[Study text — start]

The Centers for Disease Control and Prevention recently reported continued increases in certain health care-associated infections in 2021 and improvements in others, based on the summary measure used by the National Healthcare Safety Network to track these infections. The annual report provides a summary of select HAIs across four health care settings: acute care hospitals, critical access hospitals, inpatient rehabilitation facilities and long-term acute care hospitals. 
 
Changes among acute care hospitals include a 14% increase in methicillin-resistant Staphylococcus aureus bacteremia; 12% increase in ventilator-associated events; 11% increase in surgical site infections following abdominal hysterectomy; 7% increase in central line-associated bloodstream infections; 5% increase in in catheter-associated urinary tract infections; and 3% decrease in hospital onset Clostridioides difficile infections.

[Study text — finish]
[Record excerpts — start]

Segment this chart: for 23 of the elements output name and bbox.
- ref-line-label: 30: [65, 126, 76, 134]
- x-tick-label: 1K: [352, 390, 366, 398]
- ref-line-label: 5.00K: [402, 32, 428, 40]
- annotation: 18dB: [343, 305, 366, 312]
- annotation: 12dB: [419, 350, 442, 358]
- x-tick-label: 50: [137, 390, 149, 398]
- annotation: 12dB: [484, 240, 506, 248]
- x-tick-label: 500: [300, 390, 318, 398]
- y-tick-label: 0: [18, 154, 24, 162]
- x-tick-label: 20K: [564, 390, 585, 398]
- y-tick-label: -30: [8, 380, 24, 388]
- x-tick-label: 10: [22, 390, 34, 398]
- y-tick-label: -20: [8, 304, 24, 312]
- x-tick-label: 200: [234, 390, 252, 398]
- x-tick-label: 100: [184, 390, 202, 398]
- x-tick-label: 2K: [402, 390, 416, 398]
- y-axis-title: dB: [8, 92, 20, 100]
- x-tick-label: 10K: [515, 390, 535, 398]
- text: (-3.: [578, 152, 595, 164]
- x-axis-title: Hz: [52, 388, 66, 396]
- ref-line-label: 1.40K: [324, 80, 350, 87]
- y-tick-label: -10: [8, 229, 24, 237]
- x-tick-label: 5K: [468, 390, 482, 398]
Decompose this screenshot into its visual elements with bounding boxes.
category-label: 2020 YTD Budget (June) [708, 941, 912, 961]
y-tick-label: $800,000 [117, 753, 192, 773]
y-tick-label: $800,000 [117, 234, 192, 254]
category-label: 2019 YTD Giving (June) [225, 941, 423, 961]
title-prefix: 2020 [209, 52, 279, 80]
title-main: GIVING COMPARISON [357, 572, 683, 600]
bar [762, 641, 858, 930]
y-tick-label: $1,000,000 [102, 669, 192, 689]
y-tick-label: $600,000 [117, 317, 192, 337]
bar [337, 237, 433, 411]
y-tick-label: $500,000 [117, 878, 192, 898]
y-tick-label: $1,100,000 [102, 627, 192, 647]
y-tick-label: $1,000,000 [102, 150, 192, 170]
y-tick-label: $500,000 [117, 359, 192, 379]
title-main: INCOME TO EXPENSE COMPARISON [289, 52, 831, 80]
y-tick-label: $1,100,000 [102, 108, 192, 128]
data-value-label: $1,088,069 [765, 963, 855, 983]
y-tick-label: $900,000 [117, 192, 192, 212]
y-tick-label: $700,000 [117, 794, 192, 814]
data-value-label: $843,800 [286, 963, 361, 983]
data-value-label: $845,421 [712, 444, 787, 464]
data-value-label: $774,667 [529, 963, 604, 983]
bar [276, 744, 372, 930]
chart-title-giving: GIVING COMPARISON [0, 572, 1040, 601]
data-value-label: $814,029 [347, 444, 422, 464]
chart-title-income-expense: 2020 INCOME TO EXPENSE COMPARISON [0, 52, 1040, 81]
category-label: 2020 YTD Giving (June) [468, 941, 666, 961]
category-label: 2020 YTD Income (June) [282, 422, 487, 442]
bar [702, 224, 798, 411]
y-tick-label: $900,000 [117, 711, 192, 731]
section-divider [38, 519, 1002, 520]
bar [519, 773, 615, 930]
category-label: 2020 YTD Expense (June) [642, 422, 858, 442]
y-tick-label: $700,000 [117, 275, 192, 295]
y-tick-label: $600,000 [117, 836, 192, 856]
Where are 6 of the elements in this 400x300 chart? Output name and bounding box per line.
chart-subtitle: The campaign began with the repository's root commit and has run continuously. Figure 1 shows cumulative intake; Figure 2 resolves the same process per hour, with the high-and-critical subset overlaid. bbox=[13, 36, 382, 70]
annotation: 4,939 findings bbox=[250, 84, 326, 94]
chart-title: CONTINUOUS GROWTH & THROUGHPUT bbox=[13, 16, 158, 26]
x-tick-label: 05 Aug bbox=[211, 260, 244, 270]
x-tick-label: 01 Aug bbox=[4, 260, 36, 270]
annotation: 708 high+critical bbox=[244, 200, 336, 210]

[Record excerpts — finish]

What to produce >>
Retype the passage on health care-associated infections above word for word, from "The Centers for" to "acute care hospitals.".

Problem solution >>
The Centers for Disease Control and Prevention recently reported continued increases in certain health care-associated infections in 2021 and improvements in others, based on the summary measure used by the National Healthcare Safety Network to track these infections. The annual report provides a summary of select HAIs across four health care settings: acute care hospitals, critical access hospitals, inpatient rehabilitation facilities and long-term acute care hospitals.